Try it: Resume the biography of Alfred Corning Clark where it stops and carry it on as a further passage in the same encyclopedic style.

Provided text:
[Start of Attachment]
American philanthropist

Alfred Corning Clark I (November 14, 1844 - April 8, 1896) was an American philanthropist and patron of the arts.

==Early life==
He was the son of Edward Cabot Clark (1811-1882) and Caroline (née Jordan) Clark (1815–1874). His father made a fortune as the partner of Isaac Singer in the Singer Sewing Machine Company, invested it in Manhattan, New York City real estate, and left a $25,000,000 (approximately $ today) estate at his death.

Clark's maternal grandfather was Ambrose L. Jordan, a New York State Senator who served as the New York State Attorney General.
[End of Attachment]
Source material:
[Start of Attachment]
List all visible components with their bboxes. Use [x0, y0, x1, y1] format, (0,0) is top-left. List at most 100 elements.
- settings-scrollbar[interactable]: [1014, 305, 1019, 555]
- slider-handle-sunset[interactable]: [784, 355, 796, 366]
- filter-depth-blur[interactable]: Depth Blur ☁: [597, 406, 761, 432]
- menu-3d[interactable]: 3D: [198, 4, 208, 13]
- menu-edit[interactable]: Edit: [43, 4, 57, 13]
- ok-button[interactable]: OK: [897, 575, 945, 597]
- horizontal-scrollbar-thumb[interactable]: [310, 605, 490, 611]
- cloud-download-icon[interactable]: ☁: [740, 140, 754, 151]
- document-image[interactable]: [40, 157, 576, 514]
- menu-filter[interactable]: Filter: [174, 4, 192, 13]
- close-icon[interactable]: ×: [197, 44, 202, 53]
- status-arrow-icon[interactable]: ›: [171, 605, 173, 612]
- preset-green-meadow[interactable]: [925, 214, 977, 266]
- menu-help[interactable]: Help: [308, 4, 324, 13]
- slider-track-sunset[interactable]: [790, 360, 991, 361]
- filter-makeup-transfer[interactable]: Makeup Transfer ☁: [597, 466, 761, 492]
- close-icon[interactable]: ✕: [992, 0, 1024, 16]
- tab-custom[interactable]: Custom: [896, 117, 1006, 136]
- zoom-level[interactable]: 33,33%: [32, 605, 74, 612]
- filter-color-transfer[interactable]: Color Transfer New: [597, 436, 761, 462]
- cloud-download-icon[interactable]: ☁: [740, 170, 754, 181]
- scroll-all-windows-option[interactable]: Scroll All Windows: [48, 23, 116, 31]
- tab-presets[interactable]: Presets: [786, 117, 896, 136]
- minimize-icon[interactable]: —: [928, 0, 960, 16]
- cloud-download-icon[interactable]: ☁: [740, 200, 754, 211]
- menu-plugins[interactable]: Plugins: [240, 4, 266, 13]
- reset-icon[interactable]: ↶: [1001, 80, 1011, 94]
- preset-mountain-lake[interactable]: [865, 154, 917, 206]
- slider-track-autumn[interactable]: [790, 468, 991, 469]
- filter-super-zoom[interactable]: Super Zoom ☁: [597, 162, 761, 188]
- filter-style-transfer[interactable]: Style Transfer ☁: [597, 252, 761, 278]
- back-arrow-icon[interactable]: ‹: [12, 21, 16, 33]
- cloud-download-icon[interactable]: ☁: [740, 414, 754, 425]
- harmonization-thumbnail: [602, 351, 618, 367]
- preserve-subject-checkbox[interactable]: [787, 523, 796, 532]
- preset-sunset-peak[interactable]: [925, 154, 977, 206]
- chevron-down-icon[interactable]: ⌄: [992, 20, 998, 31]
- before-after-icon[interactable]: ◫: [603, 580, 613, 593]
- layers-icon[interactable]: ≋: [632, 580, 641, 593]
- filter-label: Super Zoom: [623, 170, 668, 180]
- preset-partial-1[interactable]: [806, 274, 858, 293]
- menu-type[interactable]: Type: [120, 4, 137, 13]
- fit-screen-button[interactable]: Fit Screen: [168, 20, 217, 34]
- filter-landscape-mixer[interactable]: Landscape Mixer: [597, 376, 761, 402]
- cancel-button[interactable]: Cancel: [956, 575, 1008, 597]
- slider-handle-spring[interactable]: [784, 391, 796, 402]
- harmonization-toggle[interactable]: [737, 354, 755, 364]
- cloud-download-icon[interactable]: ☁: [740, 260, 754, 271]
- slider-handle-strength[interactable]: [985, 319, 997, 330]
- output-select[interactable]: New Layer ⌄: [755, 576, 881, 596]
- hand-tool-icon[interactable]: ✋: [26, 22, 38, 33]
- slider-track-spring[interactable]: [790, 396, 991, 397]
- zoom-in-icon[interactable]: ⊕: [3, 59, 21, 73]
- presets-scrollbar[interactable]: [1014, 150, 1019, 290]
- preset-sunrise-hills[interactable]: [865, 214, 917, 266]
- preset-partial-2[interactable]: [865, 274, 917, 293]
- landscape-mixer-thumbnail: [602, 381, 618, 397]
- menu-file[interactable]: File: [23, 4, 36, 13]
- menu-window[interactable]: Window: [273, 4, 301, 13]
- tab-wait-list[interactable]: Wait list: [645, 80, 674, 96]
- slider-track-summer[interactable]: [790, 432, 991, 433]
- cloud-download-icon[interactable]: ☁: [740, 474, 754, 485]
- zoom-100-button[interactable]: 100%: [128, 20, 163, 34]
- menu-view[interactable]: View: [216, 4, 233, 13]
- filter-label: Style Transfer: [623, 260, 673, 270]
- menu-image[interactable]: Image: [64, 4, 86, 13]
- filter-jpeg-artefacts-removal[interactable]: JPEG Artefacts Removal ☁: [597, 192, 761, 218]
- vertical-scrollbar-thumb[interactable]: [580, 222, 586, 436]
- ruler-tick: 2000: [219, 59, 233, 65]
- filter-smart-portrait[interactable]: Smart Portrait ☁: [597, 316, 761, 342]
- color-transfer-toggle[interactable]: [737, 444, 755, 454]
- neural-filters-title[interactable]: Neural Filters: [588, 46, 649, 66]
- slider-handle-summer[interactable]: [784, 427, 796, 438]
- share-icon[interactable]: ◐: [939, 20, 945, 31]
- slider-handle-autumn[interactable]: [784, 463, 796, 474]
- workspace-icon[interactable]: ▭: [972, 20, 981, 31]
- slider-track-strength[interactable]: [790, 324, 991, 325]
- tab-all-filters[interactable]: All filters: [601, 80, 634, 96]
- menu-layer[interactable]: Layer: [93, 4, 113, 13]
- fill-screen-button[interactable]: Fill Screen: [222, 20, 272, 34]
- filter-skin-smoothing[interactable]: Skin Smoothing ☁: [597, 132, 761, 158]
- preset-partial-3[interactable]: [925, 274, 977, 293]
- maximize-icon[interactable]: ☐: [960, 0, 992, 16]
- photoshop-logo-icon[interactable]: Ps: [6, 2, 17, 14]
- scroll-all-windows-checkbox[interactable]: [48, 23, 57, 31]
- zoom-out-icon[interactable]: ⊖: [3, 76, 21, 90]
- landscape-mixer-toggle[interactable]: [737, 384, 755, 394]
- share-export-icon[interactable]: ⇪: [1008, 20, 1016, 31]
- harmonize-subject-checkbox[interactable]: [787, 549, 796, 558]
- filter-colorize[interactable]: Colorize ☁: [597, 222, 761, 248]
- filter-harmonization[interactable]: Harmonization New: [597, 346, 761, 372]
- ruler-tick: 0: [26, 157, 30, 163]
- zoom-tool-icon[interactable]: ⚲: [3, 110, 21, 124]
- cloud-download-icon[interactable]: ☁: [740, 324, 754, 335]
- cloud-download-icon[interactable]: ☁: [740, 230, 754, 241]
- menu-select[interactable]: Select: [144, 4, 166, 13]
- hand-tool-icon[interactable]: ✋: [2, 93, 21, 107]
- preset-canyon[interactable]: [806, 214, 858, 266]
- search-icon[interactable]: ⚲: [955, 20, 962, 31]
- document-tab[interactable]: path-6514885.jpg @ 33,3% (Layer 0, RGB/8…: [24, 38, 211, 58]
[End of Attachment]
Expected answer:
==Personal life==
On October 20, 1869, Clark married Elizabeth Scriven (1848-1909), the daughter of George Scriven and Ellen Rattan Scriven of Brooklyn, New York. Her parents had emigrated from Great Britain, and the wedding took place at Withecombe in Manor of Raleigh, Pilton, Devon, England. Alfred and Elizabeth Clark were the parents of four sons:

- Edward Severin Clark (1870–1933)
- Robert Sterling Clark (1877–1956)
- Frederick Ambrose Clark (1880–1964)
- Stephen Carlton Clark (1882–1960)

Clark maintained three residences in Manhattan: a city house at 7 West 22nd Street for his family, a nearby flat at 64 West 22nd Street for guests, and a large apartment in The Dakota overlooking Central Park for entertaining. Clark's father built The Dakota (1880–84), but died during its construction. Edward Cabot Clark bequeathed the building to his 12-year-old grandson and namesake, Edward Severin Clark.

Clark died of pneumonia on April 8, 1896, in Manhattan, New York City. Six years after his death, his widow became the second wife of Henry Codman Potter, the Episcopal bishop of New York, in 1902.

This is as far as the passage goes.